(WRITTEN INSTRUCTION): Read the data and repeat all of it exactly.

....

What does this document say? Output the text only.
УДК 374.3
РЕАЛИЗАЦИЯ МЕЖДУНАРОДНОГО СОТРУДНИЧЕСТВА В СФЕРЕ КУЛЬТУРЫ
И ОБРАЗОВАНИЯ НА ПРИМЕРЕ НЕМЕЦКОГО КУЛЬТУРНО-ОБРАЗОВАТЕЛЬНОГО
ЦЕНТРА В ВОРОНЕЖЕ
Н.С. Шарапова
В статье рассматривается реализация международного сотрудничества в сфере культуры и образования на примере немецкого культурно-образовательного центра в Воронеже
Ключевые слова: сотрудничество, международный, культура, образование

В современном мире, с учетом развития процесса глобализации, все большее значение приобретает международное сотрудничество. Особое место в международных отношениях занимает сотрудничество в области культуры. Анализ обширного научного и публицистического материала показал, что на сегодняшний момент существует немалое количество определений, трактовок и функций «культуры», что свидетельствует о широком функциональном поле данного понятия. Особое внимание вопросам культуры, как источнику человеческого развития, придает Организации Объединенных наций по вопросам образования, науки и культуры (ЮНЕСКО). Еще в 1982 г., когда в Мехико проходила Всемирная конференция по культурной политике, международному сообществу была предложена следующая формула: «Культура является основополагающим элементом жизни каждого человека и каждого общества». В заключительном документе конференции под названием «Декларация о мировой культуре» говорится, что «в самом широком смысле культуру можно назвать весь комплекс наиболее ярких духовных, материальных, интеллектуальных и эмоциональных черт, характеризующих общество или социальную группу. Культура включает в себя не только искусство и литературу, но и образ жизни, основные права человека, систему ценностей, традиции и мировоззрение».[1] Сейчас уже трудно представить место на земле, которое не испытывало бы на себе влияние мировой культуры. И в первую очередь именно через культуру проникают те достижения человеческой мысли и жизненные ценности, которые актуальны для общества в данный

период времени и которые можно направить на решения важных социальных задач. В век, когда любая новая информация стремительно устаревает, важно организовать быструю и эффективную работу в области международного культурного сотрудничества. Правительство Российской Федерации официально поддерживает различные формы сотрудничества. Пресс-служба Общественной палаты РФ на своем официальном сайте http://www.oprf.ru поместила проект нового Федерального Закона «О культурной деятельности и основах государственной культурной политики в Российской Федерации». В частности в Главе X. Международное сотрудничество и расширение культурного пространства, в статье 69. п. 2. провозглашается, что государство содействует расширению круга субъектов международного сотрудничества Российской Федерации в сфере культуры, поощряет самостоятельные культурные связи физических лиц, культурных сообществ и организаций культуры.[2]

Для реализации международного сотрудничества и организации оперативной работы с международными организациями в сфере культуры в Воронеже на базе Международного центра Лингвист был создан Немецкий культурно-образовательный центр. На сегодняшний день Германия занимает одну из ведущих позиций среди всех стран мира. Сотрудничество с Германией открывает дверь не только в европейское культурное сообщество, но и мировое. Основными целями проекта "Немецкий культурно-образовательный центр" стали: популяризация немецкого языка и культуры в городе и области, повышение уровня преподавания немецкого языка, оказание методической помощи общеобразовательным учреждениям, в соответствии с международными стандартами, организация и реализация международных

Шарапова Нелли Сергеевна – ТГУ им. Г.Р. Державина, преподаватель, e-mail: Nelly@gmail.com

....

(RESPONSE TO THIS TASK):
What does this document say? Output the text only.
УДК 374.3
РЕАЛИЗАЦИЯ МЕЖДУНАРОДНОГО СОТРУДНИЧЕСТВА В СФЕРЕ КУЛЬТУРЫ
И ОБРАЗОВАНИЯ НА ПРИМЕРЕ НЕМЕЦКОГО КУЛЬТУРНО-ОБРАЗОВАТЕЛЬНОГО
ЦЕНТРА В ВОРОНЕЖЕ
Н.С. Шарапова
В статье рассматривается реализация международного сотрудничества в сфере культуры и образования на примере немецкого культурно-образовательного центра в Воронеже
Ключевые слова: сотрудничество, международный, культура, образование

В современном мире, с учетом развития процесса глобализации, все большее значение приобретает международное сотрудничество. Особое место в международных отношениях занимает сотрудничество в области культуры. Анализ обширного научного и публицистического материала показал, что на сегодняшний момент существует немалое количество определений, трактовок и функций «культуры», что свидетельствует о широком функциональном поле данного понятия. Особое внимание вопросам культуры, как источнику человеческого развития, придает Организации Объединенных наций по вопросам образования, науки и культуры (ЮНЕСКО). Еще в 1982 г., когда в Мехико проходила Всемирная конференция по культурной политике, международному сообществу была предложена следующая формула: «Культура является основополагающим элементом жизни каждого человека и каждого общества». В заключительном документе конференции под названием «Декларация о мировой культуре» говорится, что «в самом широком смысле культуру можно назвать весь комплекс наиболее ярких духовных, материальных, интеллектуальных и эмоциональных черт, характеризующих общество или социальную группу. Культура включает в себя не только искусство и литературу, но и образ жизни, основные права человека, систему ценностей, традиции и мировоззрение».[1] Сейчас уже трудно представить место на земле, которое не испытывало бы на себе влияние мировой культуры. И в первую очередь именно через культуру проникают те достижения человеческой мысли и жизненные ценности, которые актуальны для общества в данный

период времени и которые можно направить на решения важных социальных задач. В век, когда любая новая информация стремительно устаревает, важно организовать быструю и эффективную работу в области международного культурного сотрудничества. Правительство Российской Федерации официально поддерживает различные формы сотрудничества. Пресс-служба Общественной палаты РФ на своем официальном сайте http://www.oprf.ru поместила проект нового Федерального Закона «О культурной деятельности и основах государственной культурной политики в Российской Федерации». В частности в Главе X. Международное сотрудничество и расширение культурного пространства, в статье 69. п. 2. провозглашается, что государство содействует расширению круга субъектов международного сотрудничества Российской Федерации в сфере культуры, поощряет самостоятельные культурные связи физических лиц, культурных сообществ и организаций культуры.[2]

Для реализации международного сотрудничества и организации оперативной работы с международными организациями в сфере культуры в Воронеже на базе Международного центра Лингвист был создан Немецкий культурно-образовательный центр. На сегодняшний день Германия занимает одну из ведущих позиций среди всех стран мира. Сотрудничество с Германией открывает дверь не только в европейское культурное сообщество, но и мировое. Основными целями проекта "Немецкий культурно-образовательный центр" стали: популяризация немецкого языка и культуры в городе и области, повышение уровня преподавания немецкого языка, оказание методической помощи общеобразовательным учреждениям, в соответствии с международными стандартами, организация и реализация международных

Шарапова Нелли Сергеевна – ТГУ им. Г.Р. Державина, преподаватель, e-mail: Nelly@gmail.com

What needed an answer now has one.